EXTRACTED ENTRIES:

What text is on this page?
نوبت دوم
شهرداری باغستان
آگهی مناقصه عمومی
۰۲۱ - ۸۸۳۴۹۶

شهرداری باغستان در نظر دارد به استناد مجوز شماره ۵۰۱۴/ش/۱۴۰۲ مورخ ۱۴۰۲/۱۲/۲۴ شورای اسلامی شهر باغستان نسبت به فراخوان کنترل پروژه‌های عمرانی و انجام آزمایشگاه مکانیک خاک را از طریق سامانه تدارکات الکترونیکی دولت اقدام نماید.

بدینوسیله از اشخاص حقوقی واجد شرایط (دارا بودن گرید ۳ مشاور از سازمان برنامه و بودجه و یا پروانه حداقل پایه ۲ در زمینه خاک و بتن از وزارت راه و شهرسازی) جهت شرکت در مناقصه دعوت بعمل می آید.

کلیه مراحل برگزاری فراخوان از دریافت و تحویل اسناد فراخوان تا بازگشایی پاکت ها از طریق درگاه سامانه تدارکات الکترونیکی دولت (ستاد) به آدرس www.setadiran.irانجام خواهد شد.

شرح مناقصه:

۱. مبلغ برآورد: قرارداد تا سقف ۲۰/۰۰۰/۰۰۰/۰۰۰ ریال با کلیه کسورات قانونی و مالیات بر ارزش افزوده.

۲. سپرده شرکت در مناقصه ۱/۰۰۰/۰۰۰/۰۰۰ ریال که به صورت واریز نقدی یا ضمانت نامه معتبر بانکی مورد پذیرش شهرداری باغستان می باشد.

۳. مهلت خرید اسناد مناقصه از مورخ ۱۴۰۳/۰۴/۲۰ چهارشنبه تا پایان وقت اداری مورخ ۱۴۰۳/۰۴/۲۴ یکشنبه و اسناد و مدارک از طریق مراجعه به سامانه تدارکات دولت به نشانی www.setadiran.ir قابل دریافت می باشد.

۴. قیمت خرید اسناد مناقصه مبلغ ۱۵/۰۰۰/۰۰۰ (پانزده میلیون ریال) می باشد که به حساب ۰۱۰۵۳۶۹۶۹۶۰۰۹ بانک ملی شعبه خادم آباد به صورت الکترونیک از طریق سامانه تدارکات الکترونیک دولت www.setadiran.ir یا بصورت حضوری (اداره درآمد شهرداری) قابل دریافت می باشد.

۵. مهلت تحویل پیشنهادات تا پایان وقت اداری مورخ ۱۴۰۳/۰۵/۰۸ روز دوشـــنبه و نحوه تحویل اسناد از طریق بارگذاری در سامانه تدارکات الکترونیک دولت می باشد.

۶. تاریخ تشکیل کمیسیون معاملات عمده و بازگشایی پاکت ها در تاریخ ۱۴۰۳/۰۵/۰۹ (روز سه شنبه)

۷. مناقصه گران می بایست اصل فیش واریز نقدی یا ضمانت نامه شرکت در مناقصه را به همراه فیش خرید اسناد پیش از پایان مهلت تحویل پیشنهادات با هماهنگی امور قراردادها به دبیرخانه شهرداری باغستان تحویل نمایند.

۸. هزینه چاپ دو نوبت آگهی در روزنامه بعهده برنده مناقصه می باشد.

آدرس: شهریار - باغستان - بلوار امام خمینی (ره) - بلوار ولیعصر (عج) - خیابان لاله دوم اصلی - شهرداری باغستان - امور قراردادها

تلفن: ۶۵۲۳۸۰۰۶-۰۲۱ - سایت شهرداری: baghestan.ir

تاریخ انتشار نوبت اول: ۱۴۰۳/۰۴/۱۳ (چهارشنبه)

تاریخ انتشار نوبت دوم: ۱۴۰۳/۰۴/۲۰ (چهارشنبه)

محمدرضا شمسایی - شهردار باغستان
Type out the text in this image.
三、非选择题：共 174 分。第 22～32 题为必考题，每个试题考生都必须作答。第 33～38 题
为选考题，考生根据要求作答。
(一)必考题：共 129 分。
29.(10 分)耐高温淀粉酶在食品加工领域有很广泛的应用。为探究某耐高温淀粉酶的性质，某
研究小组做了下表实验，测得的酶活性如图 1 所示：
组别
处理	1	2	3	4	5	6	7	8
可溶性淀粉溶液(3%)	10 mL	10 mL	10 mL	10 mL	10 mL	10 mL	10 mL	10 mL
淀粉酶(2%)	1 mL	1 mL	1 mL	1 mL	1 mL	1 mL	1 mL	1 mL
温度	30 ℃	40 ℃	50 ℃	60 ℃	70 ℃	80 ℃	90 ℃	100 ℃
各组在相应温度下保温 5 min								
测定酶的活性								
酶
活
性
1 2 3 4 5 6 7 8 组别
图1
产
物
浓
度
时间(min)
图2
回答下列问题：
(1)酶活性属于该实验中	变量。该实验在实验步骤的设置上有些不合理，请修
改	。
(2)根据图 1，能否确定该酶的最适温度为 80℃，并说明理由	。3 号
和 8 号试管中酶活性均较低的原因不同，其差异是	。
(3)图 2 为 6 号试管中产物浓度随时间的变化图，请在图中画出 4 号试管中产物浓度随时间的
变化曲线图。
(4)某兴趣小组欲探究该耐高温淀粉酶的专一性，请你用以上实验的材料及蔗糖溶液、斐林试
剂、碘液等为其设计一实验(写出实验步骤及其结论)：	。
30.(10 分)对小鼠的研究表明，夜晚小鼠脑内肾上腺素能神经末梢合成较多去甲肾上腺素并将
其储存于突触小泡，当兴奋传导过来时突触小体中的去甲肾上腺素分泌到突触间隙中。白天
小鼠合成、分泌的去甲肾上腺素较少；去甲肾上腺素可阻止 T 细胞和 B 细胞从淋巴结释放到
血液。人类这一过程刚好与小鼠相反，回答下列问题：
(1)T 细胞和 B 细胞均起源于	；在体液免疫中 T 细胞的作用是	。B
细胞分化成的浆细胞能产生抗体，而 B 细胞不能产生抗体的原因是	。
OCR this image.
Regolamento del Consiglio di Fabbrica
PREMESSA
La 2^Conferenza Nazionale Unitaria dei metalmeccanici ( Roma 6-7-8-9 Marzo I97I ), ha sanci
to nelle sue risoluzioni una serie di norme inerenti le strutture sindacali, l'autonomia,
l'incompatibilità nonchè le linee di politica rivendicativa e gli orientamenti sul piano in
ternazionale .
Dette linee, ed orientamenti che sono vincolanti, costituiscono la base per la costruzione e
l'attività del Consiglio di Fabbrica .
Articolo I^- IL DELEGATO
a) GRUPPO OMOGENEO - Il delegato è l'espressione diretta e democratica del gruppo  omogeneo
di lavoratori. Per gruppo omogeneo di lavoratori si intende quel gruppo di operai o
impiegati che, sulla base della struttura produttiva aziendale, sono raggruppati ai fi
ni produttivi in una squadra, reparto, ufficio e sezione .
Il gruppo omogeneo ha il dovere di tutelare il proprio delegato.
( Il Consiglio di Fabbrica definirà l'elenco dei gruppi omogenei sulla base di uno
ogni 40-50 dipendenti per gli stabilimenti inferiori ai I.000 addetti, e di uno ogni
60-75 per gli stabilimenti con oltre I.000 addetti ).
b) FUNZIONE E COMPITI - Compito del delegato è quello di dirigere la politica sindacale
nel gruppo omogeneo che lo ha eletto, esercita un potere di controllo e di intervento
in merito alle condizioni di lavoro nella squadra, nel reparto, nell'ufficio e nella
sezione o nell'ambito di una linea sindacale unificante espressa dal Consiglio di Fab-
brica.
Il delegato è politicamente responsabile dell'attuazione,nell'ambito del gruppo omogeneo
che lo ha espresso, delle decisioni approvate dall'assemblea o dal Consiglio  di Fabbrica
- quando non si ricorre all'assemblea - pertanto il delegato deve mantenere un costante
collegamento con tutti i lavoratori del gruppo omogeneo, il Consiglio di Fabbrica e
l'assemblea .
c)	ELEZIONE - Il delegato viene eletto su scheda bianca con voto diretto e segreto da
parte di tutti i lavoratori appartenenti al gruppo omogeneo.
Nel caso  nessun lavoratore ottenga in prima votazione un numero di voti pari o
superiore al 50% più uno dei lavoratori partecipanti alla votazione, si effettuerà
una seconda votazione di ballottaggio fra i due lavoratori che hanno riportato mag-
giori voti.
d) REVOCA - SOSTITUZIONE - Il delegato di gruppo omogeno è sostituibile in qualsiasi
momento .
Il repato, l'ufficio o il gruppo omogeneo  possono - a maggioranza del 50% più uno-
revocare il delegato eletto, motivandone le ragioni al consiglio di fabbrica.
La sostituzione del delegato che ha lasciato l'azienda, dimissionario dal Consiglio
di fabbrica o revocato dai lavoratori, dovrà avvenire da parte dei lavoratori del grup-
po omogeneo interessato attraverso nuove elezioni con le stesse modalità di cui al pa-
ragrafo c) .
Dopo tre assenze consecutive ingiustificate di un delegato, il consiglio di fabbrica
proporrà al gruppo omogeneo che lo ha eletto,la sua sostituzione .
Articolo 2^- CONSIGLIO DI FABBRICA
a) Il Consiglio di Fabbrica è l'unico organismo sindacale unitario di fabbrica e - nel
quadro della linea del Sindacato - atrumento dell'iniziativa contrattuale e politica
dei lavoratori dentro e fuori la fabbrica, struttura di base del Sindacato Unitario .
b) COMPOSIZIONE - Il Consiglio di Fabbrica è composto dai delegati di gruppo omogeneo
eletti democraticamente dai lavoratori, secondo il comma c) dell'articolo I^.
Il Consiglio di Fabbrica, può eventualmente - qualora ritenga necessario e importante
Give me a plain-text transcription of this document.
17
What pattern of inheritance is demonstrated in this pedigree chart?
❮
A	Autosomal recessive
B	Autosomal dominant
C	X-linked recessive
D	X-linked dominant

TASK STATEMENT: Report the number of lines that include the string "دریافت"; return nothing but the count.

RESPONSE TO THIS EXERCISE: 3